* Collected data
────────────────────
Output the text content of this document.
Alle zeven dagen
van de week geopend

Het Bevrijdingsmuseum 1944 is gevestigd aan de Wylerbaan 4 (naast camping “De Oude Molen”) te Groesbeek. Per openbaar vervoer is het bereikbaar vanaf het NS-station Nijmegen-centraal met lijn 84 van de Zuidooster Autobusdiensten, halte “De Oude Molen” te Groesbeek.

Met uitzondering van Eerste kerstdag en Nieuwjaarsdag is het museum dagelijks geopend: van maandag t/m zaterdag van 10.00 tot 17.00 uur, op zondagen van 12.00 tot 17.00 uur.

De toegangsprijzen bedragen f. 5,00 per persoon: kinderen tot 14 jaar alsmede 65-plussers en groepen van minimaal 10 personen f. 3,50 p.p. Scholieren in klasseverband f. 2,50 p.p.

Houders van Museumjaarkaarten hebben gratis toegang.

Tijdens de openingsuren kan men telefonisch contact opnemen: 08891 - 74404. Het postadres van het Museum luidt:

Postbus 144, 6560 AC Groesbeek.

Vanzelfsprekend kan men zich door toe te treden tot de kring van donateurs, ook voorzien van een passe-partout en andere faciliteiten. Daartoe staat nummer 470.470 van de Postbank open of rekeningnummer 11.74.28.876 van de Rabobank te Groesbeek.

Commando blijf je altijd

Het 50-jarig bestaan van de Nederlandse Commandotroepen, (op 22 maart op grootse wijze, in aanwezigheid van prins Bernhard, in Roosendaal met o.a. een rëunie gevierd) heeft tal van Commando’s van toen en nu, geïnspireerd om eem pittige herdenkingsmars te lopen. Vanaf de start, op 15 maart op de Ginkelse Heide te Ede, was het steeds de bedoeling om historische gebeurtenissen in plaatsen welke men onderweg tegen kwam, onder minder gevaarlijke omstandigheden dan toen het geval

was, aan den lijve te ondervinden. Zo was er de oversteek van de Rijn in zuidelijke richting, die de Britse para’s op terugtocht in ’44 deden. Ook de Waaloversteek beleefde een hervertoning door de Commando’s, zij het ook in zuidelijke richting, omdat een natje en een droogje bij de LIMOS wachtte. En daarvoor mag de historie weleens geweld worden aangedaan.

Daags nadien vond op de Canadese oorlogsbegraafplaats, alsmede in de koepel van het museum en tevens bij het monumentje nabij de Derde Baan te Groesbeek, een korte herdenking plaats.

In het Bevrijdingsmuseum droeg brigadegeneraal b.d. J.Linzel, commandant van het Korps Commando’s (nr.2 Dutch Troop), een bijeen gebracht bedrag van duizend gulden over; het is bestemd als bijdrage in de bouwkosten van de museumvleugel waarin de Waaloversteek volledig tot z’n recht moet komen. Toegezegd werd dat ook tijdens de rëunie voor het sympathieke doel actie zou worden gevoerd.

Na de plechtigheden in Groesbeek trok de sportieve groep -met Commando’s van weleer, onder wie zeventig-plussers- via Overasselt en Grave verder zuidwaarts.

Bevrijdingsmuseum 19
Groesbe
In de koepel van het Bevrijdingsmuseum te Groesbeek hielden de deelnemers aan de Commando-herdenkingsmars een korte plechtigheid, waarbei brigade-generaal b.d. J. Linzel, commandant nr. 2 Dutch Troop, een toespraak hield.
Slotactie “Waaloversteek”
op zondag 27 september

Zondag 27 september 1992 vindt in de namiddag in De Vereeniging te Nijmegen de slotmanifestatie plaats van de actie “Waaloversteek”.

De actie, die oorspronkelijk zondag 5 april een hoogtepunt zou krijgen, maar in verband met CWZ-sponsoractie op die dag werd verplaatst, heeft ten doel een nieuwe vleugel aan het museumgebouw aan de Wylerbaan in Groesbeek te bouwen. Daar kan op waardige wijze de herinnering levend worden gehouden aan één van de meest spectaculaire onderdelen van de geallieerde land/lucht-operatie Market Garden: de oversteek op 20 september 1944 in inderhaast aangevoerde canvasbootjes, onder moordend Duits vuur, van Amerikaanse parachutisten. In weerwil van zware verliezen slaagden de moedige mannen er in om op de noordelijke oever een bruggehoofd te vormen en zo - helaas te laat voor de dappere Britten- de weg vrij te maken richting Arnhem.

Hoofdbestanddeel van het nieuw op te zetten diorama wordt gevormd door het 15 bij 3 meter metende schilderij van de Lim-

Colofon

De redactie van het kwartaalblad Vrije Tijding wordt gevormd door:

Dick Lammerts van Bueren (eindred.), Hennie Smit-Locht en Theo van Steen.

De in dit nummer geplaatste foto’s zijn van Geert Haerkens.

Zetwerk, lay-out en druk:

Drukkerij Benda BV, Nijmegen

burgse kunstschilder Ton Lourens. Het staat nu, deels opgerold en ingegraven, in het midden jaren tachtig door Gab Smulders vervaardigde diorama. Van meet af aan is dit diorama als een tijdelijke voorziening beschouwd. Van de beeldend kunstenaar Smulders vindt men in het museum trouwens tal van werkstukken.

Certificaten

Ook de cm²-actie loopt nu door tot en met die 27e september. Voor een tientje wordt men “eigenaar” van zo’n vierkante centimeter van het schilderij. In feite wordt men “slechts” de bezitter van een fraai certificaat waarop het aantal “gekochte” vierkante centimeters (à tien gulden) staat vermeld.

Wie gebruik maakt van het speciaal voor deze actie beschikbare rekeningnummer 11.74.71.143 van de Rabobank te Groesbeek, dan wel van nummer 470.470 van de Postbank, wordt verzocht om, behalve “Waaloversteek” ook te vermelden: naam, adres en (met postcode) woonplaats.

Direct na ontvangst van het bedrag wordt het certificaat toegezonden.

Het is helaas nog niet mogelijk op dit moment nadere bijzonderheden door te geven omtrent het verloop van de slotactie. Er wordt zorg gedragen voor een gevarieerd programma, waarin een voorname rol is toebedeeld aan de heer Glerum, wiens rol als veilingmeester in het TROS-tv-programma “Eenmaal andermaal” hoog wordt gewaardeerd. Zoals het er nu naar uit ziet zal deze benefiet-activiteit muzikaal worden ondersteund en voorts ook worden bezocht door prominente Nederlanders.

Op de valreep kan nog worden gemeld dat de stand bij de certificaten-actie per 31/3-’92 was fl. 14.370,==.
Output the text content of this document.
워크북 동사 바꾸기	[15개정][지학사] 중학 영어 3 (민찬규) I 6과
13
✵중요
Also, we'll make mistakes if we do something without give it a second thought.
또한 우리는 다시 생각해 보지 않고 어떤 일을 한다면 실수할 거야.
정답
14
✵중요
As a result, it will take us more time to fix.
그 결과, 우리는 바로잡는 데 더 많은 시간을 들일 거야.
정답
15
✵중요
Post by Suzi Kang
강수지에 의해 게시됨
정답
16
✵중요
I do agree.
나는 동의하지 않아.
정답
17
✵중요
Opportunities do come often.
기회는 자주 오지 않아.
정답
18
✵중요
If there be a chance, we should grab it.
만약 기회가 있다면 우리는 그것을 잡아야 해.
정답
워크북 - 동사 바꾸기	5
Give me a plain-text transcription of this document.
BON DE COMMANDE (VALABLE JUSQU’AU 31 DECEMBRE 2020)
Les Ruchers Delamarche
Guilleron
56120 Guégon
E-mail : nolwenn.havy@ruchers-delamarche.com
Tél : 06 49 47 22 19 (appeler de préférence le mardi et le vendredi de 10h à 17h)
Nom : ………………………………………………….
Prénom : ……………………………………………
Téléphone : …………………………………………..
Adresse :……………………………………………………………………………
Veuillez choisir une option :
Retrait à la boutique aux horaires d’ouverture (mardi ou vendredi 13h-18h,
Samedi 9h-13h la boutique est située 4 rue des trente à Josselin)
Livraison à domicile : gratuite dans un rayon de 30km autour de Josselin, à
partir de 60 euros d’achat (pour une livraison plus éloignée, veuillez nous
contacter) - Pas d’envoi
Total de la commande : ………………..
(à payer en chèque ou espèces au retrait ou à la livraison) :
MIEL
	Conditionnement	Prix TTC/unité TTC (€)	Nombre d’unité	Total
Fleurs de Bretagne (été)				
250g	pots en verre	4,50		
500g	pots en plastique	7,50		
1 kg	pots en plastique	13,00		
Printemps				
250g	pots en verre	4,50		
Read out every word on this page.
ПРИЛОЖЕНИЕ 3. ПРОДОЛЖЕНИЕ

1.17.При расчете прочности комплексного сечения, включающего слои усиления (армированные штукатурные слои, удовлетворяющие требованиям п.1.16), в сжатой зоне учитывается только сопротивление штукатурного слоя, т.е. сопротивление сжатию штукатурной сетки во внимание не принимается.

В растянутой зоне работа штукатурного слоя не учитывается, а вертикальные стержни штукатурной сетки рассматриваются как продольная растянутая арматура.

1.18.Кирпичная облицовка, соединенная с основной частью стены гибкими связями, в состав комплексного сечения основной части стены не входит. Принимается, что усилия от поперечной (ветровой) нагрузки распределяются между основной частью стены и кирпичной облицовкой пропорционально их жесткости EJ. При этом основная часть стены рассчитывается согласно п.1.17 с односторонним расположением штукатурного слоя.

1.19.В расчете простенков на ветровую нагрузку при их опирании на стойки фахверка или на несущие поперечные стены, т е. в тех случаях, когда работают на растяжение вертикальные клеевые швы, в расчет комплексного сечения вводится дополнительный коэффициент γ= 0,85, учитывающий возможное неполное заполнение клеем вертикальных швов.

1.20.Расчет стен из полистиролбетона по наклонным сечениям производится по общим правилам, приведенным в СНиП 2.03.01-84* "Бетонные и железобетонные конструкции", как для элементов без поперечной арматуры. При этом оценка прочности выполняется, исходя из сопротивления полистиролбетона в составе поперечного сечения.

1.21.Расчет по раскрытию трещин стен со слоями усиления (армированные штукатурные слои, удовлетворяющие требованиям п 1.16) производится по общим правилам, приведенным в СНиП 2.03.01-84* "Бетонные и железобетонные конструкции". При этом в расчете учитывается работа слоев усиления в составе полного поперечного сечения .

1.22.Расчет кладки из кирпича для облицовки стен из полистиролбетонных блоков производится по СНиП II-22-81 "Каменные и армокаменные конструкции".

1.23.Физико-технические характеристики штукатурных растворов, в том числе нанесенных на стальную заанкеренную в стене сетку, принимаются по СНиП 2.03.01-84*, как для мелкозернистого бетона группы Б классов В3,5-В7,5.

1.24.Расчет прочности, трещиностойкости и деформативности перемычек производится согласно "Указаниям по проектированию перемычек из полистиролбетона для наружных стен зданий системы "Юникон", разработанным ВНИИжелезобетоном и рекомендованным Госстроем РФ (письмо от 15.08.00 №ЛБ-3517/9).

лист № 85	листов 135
────────────────────
* PROBLEM DETAILS
Your task is to gather every line with the word "worden" and copy it.

* SOLUTION FOR THIS PROBLEM
was, aan den lijve te ondervinden. Zo was er de oversteek van de Rijn in zuidelijke richting, die de Britse para’s op terugtocht in ’44 deden. Ook de Waaloversteek beleefde een hervertoning door de Commando’s, zij het ook in zuidelijke richting, omdat een natje en een droogje bij de LIMOS wachtte. En daarvoor mag de historie weleens geweld worden aangedaan.
In het Bevrijdingsmuseum droeg brigadegeneraal b.d. J.Linzel, commandant van het Korps Commando’s (nr.2 Dutch Troop), een bijeen gebracht bedrag van duizend gulden over; het is bestemd als bijdrage in de bouwkosten van de museumvleugel waarin de Waaloversteek volledig tot z’n recht moet komen. Toegezegd werd dat ook tijdens de rëunie voor het sympathieke doel actie zou worden gevoerd.
De actie, die oorspronkelijk zondag 5 april een hoogtepunt zou krijgen, maar in verband met CWZ-sponsoractie op die dag werd verplaatst, heeft ten doel een nieuwe vleugel aan het museumgebouw aan de Wylerbaan in Groesbeek te bouwen. Daar kan op waardige wijze de herinnering levend worden gehouden aan één van de meest spectaculaire onderdelen van de geallieerde land/lucht-operatie Market Garden: de oversteek op 20 september 1944 in inderhaast aangevoerde canvasbootjes, onder moordend Duits vuur, van Amerikaanse parachutisten. In weerwil van zware verliezen slaagden de moedige mannen er in om op de noordelijke oever een bruggehoofd te vormen en zo - helaas te laat voor de dappere Britten- de weg vrij te maken richting Arnhem.
Het is helaas nog niet mogelijk op dit moment nadere bijzonderheden door te geven omtrent het verloop van de slotactie. Er wordt zorg gedragen voor een gevarieerd programma, waarin een voorname rol is toebedeeld aan de heer Glerum, wiens rol als veilingmeester in het TROS-tv-programma “Eenmaal andermaal” hoog wordt gewaardeerd. Zoals het er nu naar uit ziet zal deze benefiet-activiteit muzikaal worden ondersteund en voorts ook worden bezocht door prominente Nederlanders.
Op de valreep kan nog worden gemeld dat de stand bij de certificaten-actie per 31/3-’92 was fl. 14.370,==.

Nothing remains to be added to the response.